## Problem statement
Collect the lines of the entries where "позиции" shows up.

## Extracted entries
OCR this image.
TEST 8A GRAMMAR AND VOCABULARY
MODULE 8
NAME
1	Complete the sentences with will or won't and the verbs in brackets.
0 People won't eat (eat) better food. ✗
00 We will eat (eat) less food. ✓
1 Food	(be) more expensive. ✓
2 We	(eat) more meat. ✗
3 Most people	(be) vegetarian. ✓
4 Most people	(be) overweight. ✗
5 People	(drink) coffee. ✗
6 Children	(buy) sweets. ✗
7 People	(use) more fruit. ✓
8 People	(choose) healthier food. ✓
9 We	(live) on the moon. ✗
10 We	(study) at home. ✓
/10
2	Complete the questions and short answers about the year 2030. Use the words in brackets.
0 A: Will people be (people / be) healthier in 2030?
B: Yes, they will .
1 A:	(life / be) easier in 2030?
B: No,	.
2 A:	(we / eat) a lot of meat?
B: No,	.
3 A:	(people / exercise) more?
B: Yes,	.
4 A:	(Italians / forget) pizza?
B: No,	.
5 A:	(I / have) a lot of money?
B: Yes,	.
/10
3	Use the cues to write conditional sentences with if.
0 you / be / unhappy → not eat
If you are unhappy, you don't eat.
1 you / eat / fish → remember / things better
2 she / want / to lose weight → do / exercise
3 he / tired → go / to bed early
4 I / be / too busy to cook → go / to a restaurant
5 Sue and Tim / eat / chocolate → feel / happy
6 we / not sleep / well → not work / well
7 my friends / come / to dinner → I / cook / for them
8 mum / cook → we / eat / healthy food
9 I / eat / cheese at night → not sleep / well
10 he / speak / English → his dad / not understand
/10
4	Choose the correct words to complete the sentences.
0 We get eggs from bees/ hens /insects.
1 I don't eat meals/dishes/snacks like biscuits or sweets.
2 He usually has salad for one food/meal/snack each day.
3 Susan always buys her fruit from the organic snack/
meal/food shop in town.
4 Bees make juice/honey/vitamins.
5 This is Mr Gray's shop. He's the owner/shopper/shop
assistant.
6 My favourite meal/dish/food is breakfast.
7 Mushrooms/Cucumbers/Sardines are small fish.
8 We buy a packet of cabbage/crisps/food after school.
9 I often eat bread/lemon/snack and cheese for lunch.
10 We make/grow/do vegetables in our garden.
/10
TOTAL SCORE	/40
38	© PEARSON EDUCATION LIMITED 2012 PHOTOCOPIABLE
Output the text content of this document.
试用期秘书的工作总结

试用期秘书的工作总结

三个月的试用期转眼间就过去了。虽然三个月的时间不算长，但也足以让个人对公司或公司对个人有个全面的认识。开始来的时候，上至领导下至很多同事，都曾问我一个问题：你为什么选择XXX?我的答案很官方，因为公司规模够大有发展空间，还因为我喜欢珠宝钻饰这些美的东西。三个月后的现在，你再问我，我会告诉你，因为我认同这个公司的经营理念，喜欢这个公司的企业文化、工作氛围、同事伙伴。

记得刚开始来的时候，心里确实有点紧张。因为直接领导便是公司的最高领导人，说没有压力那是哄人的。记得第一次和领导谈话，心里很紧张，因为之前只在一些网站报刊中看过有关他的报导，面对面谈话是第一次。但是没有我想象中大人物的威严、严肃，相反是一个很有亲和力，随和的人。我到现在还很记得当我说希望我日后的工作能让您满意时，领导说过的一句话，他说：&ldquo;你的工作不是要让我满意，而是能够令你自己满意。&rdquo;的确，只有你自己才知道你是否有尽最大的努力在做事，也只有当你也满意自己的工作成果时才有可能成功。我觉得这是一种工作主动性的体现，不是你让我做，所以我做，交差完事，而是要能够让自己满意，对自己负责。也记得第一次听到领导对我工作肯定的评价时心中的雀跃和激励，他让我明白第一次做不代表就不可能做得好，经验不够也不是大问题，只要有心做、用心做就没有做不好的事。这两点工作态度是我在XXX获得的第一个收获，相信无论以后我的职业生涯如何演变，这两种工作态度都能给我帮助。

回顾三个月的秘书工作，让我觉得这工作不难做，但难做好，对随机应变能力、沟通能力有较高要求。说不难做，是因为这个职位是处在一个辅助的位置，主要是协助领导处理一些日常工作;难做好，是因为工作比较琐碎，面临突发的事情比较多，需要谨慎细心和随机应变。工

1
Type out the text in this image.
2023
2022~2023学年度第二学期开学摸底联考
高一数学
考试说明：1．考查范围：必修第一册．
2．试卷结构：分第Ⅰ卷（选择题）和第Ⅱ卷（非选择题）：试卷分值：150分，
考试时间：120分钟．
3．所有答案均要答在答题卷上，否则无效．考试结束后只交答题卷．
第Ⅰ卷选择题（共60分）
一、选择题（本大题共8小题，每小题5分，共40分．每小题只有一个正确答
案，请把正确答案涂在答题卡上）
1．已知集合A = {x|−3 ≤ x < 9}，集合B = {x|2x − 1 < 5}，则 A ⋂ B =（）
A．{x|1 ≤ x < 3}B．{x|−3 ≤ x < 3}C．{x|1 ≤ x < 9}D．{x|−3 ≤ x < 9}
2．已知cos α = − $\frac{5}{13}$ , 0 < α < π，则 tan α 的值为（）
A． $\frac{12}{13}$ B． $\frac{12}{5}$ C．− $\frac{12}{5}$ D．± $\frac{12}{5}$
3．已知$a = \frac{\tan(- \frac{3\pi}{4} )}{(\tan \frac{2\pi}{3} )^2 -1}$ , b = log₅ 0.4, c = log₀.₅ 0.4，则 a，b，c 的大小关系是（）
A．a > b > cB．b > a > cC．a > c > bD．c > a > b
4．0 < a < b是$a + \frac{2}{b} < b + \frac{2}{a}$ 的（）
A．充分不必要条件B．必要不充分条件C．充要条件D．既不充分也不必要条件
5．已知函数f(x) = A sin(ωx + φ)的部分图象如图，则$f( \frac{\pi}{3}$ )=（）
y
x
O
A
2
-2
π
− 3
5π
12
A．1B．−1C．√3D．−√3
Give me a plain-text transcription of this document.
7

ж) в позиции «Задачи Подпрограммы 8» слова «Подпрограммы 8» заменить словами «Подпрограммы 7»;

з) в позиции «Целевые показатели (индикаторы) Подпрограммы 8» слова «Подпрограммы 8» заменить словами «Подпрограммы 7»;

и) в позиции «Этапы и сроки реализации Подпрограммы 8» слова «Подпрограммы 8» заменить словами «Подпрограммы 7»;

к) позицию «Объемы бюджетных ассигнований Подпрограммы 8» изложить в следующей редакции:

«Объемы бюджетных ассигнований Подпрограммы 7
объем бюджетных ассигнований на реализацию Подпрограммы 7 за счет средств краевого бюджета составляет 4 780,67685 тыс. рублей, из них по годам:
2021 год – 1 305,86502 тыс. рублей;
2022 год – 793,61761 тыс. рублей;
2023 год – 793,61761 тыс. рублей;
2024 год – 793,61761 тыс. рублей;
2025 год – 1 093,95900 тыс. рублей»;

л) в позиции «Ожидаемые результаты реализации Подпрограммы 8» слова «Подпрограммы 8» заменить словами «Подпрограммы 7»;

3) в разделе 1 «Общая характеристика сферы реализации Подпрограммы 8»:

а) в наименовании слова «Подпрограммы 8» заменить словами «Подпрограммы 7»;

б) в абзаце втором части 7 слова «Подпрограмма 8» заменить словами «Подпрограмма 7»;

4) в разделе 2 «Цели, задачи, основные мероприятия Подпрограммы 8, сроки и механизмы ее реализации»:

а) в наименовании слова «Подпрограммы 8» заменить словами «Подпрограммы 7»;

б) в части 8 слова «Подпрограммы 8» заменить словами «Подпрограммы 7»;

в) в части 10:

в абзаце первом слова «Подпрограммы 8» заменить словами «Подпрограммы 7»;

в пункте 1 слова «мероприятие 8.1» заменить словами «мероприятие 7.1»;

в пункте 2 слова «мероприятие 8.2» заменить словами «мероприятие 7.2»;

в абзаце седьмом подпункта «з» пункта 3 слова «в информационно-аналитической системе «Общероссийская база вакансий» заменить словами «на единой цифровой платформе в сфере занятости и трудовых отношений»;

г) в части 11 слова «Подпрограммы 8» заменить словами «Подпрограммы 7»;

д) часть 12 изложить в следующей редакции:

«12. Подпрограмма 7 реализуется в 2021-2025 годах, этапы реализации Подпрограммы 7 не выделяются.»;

## Correct answer
ж) в позиции «Задачи Подпрограммы 8» слова «Подпрограммы 8» заменить словами «Подпрограммы 7»;
з) в позиции «Целевые показатели (индикаторы) Подпрограммы 8» слова «Подпрограммы 8» заменить словами «Подпрограммы 7»;
и) в позиции «Этапы и сроки реализации Подпрограммы 8» слова «Подпрограммы 8» заменить словами «Подпрограммы 7»;
л) в позиции «Ожидаемые результаты реализации Подпрограммы 8» слова «Подпрограммы 8» заменить словами «Подпрограммы 7»;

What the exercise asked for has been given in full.